Records to use:
## start
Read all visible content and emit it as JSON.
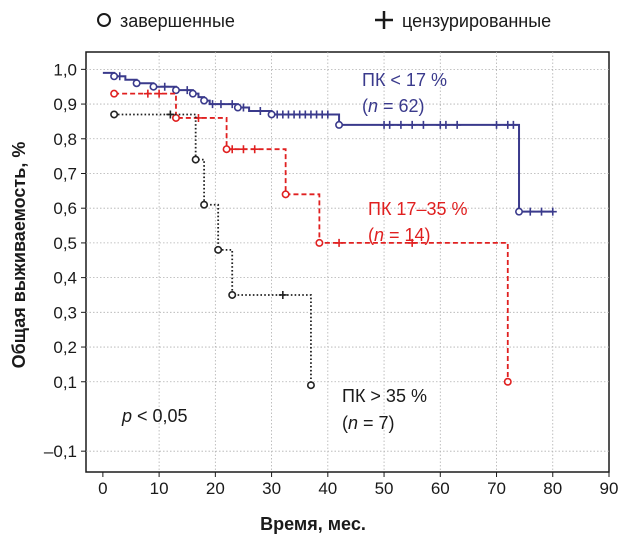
{
  "chart_data": {
    "type": "line",
    "step": true,
    "xlabel": "Время, мес.",
    "ylabel": "Общая выживаемость, %",
    "xlim": [
      -3,
      90
    ],
    "ylim": [
      -0.16,
      1.05
    ],
    "xticks": [
      0,
      10,
      20,
      30,
      40,
      50,
      60,
      70,
      80,
      90
    ],
    "xtick_labels": [
      "0",
      "10",
      "20",
      "30",
      "40",
      "50",
      "60",
      "70",
      "80",
      "90"
    ],
    "yticks": [
      1.0,
      0.9,
      0.8,
      0.7,
      0.6,
      0.5,
      0.4,
      0.3,
      0.2,
      0.1,
      -0.1
    ],
    "ytick_labels": [
      "1,0",
      "0,9",
      "0,8",
      "0,7",
      "0,6",
      "0,5",
      "0,4",
      "0,3",
      "0,2",
      "0,1",
      "–0,1"
    ],
    "grid": true,
    "legend": {
      "placement": "top",
      "entries": [
        {
          "symbol": "circle",
          "label": "завершенные"
        },
        {
          "symbol": "plus",
          "label": "цензурированные"
        }
      ]
    },
    "annotations": {
      "p_value": {
        "p": "p",
        "rest": " < 0,05"
      }
    },
    "series": [
      {
        "key": "s1",
        "color": "#3a3a8c",
        "dash": "solid",
        "label_line1": "ПК < 17 %",
        "label_n_pre": "(",
        "label_n_italic": "n",
        "label_n_post": " = 62)",
        "steps": [
          [
            0,
            0.99
          ],
          [
            2,
            0.98
          ],
          [
            4,
            0.97
          ],
          [
            6,
            0.96
          ],
          [
            9,
            0.95
          ],
          [
            13,
            0.94
          ],
          [
            16,
            0.93
          ],
          [
            17,
            0.92
          ],
          [
            18,
            0.91
          ],
          [
            19,
            0.9
          ],
          [
            24,
            0.89
          ],
          [
            26,
            0.88
          ],
          [
            30,
            0.87
          ],
          [
            42,
            0.84
          ],
          [
            74,
            0.59
          ],
          [
            80,
            0.59
          ]
        ],
        "events": [
          [
            2,
            0.98
          ],
          [
            6,
            0.96
          ],
          [
            9,
            0.95
          ],
          [
            13,
            0.94
          ],
          [
            16,
            0.93
          ],
          [
            18,
            0.91
          ],
          [
            24,
            0.89
          ],
          [
            30,
            0.87
          ],
          [
            42,
            0.84
          ],
          [
            74,
            0.59
          ]
        ],
        "censored": [
          [
            3,
            0.98
          ],
          [
            11,
            0.95
          ],
          [
            15,
            0.94
          ],
          [
            19.5,
            0.9
          ],
          [
            21,
            0.9
          ],
          [
            23,
            0.9
          ],
          [
            25,
            0.89
          ],
          [
            28,
            0.88
          ],
          [
            31,
            0.87
          ],
          [
            32,
            0.87
          ],
          [
            33,
            0.87
          ],
          [
            34,
            0.87
          ],
          [
            35,
            0.87
          ],
          [
            36,
            0.87
          ],
          [
            37,
            0.87
          ],
          [
            38,
            0.87
          ],
          [
            39,
            0.87
          ],
          [
            40,
            0.87
          ],
          [
            50,
            0.84
          ],
          [
            51,
            0.84
          ],
          [
            53,
            0.84
          ],
          [
            55,
            0.84
          ],
          [
            57,
            0.84
          ],
          [
            60,
            0.84
          ],
          [
            61,
            0.84
          ],
          [
            63,
            0.84
          ],
          [
            70,
            0.84
          ],
          [
            72,
            0.84
          ],
          [
            73,
            0.84
          ],
          [
            76,
            0.59
          ],
          [
            78,
            0.59
          ],
          [
            80,
            0.59
          ]
        ]
      },
      {
        "key": "s2",
        "color": "#e02020",
        "dash": "dashed",
        "label_line1": "ПК 17–35 %",
        "label_n_pre": "(",
        "label_n_italic": "n",
        "label_n_post": " = 14)",
        "steps": [
          [
            2,
            0.93
          ],
          [
            12,
            0.93
          ],
          [
            13,
            0.86
          ],
          [
            21,
            0.86
          ],
          [
            22,
            0.77
          ],
          [
            32,
            0.77
          ],
          [
            32.5,
            0.64
          ],
          [
            38,
            0.64
          ],
          [
            38.5,
            0.5
          ],
          [
            72,
            0.5
          ],
          [
            72,
            0.1
          ]
        ],
        "events": [
          [
            2,
            0.93
          ],
          [
            13,
            0.86
          ],
          [
            22,
            0.77
          ],
          [
            32.5,
            0.64
          ],
          [
            38.5,
            0.5
          ],
          [
            72,
            0.1
          ]
        ],
        "censored": [
          [
            8,
            0.93
          ],
          [
            10,
            0.93
          ],
          [
            17,
            0.86
          ],
          [
            23,
            0.77
          ],
          [
            25,
            0.77
          ],
          [
            27,
            0.77
          ],
          [
            42,
            0.5
          ],
          [
            55,
            0.5
          ]
        ]
      },
      {
        "key": "s3",
        "color": "#222222",
        "dash": "dotted",
        "label_line1": "ПК > 35 %",
        "label_n_pre": "(",
        "label_n_italic": "n",
        "label_n_post": " = 7)",
        "steps": [
          [
            2,
            0.87
          ],
          [
            16,
            0.87
          ],
          [
            16.5,
            0.74
          ],
          [
            17.5,
            0.74
          ],
          [
            18,
            0.61
          ],
          [
            20,
            0.61
          ],
          [
            20.5,
            0.48
          ],
          [
            22.5,
            0.48
          ],
          [
            23,
            0.35
          ],
          [
            37,
            0.35
          ],
          [
            37,
            0.09
          ]
        ],
        "events": [
          [
            2,
            0.87
          ],
          [
            16.5,
            0.74
          ],
          [
            18,
            0.61
          ],
          [
            20.5,
            0.48
          ],
          [
            23,
            0.35
          ],
          [
            37,
            0.09
          ]
        ],
        "censored": [
          [
            12,
            0.87
          ],
          [
            32,
            0.35
          ]
        ]
      }
    ]
  }
}
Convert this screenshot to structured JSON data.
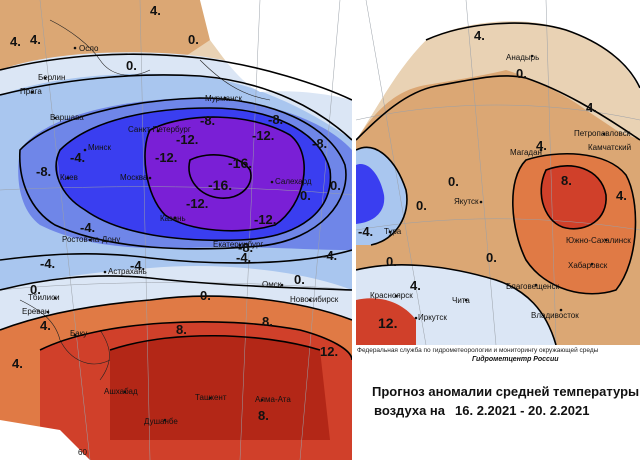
## end
What the task requires: Quote the data above in full and without alteration; skip the pictures.

Written answer:
Read all visible content and emit it as JSON.
{
  "chart_data": {
    "type": "line",
    "step": true,
    "xlabel": "Время, мес.",
    "ylabel": "Общая выживаемость, %",
    "xlim": [
      -3,
      90
    ],
    "ylim": [
      -0.16,
      1.05
    ],
    "xticks": [
      0,
      10,
      20,
      30,
      40,
      50,
      60,
      70,
      80,
      90
    ],
    "xtick_labels": [
      "0",
      "10",
      "20",
      "30",
      "40",
      "50",
      "60",
      "70",
      "80",
      "90"
    ],
    "yticks": [
      1.0,
      0.9,
      0.8,
      0.7,
      0.6,
      0.5,
      0.4,
      0.3,
      0.2,
      0.1,
      -0.1
    ],
    "ytick_labels": [
      "1,0",
      "0,9",
      "0,8",
      "0,7",
      "0,6",
      "0,5",
      "0,4",
      "0,3",
      "0,2",
      "0,1",
      "–0,1"
    ],
    "grid": true,
    "legend": {
      "placement": "top",
      "entries": [
        {
          "symbol": "circle",
          "label": "завершенные"
        },
        {
          "symbol": "plus",
          "label": "цензурированные"
        }
      ]
    },
    "annotations": {
      "p_value": {
        "p": "p",
        "rest": " < 0,05"
      }
    },
    "series": [
      {
        "key": "s1",
        "color": "#3a3a8c",
        "dash": "solid",
        "label_line1": "ПК < 17 %",
        "label_n_pre": "(",
        "label_n_italic": "n",
        "label_n_post": " = 62)",
        "steps": [
          [
            0,
            0.99
          ],
          [
            2,
            0.98
          ],
          [
            4,
            0.97
          ],
          [
            6,
            0.96
          ],
          [
            9,
            0.95
          ],
          [
            13,
            0.94
          ],
          [
            16,
            0.93
          ],
          [
            17,
            0.92
          ],
          [
            18,
            0.91
          ],
          [
            19,
            0.9
          ],
          [
            24,
            0.89
          ],
          [
            26,
            0.88
          ],
          [
            30,
            0.87
          ],
          [
            42,
            0.84
          ],
          [
            74,
            0.59
          ],
          [
            80,
            0.59
          ]
        ],
        "events": [
          [
            2,
            0.98
          ],
          [
            6,
            0.96
          ],
          [
            9,
            0.95
          ],
          [
            13,
            0.94
          ],
          [
            16,
            0.93
          ],
          [
            18,
            0.91
          ],
          [
            24,
            0.89
          ],
          [
            30,
            0.87
          ],
          [
            42,
            0.84
          ],
          [
            74,
            0.59
          ]
        ],
        "censored": [
          [
            3,
            0.98
          ],
          [
            11,
            0.95
          ],
          [
            15,
            0.94
          ],
          [
            19.5,
            0.9
          ],
          [
            21,
            0.9
          ],
          [
            23,
            0.9
          ],
          [
            25,
            0.89
          ],
          [
            28,
            0.88
          ],
          [
            31,
            0.87
          ],
          [
            32,
            0.87
          ],
          [
            33,
            0.87
          ],
          [
            34,
            0.87
          ],
          [
            35,
            0.87
          ],
          [
            36,
            0.87
          ],
          [
            37,
            0.87
          ],
          [
            38,
            0.87
          ],
          [
            39,
            0.87
          ],
          [
            40,
            0.87
          ],
          [
            50,
            0.84
          ],
          [
            51,
            0.84
          ],
          [
            53,
            0.84
          ],
          [
            55,
            0.84
          ],
          [
            57,
            0.84
          ],
          [
            60,
            0.84
          ],
          [
            61,
            0.84
          ],
          [
            63,
            0.84
          ],
          [
            70,
            0.84
          ],
          [
            72,
            0.84
          ],
          [
            73,
            0.84
          ],
          [
            76,
            0.59
          ],
          [
            78,
            0.59
          ],
          [
            80,
            0.59
          ]
        ]
      },
      {
        "key": "s2",
        "color": "#e02020",
        "dash": "dashed",
        "label_line1": "ПК 17–35 %",
        "label_n_pre": "(",
        "label_n_italic": "n",
        "label_n_post": " = 14)",
        "steps": [
          [
            2,
            0.93
          ],
          [
            12,
            0.93
          ],
          [
            13,
            0.86
          ],
          [
            21,
            0.86
          ],
          [
            22,
            0.77
          ],
          [
            32,
            0.77
          ],
          [
            32.5,
            0.64
          ],
          [
            38,
            0.64
          ],
          [
            38.5,
            0.5
          ],
          [
            72,
            0.5
          ],
          [
            72,
            0.1
          ]
        ],
        "events": [
          [
            2,
            0.93
          ],
          [
            13,
            0.86
          ],
          [
            22,
            0.77
          ],
          [
            32.5,
            0.64
          ],
          [
            38.5,
            0.5
          ],
          [
            72,
            0.1
          ]
        ],
        "censored": [
          [
            8,
            0.93
          ],
          [
            10,
            0.93
          ],
          [
            17,
            0.86
          ],
          [
            23,
            0.77
          ],
          [
            25,
            0.77
          ],
          [
            27,
            0.77
          ],
          [
            42,
            0.5
          ],
          [
            55,
            0.5
          ]
        ]
      },
      {
        "key": "s3",
        "color": "#222222",
        "dash": "dotted",
        "label_line1": "ПК > 35 %",
        "label_n_pre": "(",
        "label_n_italic": "n",
        "label_n_post": " = 7)",
        "steps": [
          [
            2,
            0.87
          ],
          [
            16,
            0.87
          ],
          [
            16.5,
            0.74
          ],
          [
            17.5,
            0.74
          ],
          [
            18,
            0.61
          ],
          [
            20,
            0.61
          ],
          [
            20.5,
            0.48
          ],
          [
            22.5,
            0.48
          ],
          [
            23,
            0.35
          ],
          [
            37,
            0.35
          ],
          [
            37,
            0.09
          ]
        ],
        "events": [
          [
            2,
            0.87
          ],
          [
            16.5,
            0.74
          ],
          [
            18,
            0.61
          ],
          [
            20.5,
            0.48
          ],
          [
            23,
            0.35
          ],
          [
            37,
            0.09
          ]
        ],
        "censored": [
          [
            12,
            0.87
          ],
          [
            32,
            0.35
          ]
        ]
      }
    ]
  }
}
Convert this screenshot to structured JSON data.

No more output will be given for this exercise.